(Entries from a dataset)

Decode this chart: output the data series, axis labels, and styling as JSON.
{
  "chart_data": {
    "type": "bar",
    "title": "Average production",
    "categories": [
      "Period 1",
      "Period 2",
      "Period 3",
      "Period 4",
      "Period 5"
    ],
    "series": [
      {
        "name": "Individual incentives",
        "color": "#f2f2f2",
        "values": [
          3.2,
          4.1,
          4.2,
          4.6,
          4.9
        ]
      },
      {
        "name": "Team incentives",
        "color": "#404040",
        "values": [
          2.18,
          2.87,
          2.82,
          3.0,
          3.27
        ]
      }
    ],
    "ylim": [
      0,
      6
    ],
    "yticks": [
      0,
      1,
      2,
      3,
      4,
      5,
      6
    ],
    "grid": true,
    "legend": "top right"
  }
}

The task
Copy all of the material word for word.

Result
Decode this chart: output the data series, axis labels, and styling as JSON.
{
  "chart_data": {
    "type": "bar",
    "title": "Average production",
    "categories": [
      "Period 1",
      "Period 2",
      "Period 3",
      "Period 4",
      "Period 5"
    ],
    "series": [
      {
        "name": "Individual incentives",
        "color": "#f2f2f2",
        "values": [
          3.2,
          4.1,
          4.2,
          4.6,
          4.9
        ]
      },
      {
        "name": "Team incentives",
        "color": "#404040",
        "values": [
          2.18,
          2.87,
          2.82,
          3.0,
          3.27
        ]
      }
    ],
    "ylim": [
      0,
      6
    ],
    "yticks": [
      0,
      1,
      2,
      3,
      4,
      5,
      6
    ],
    "grid": true,
    "legend": "top right"
  }
}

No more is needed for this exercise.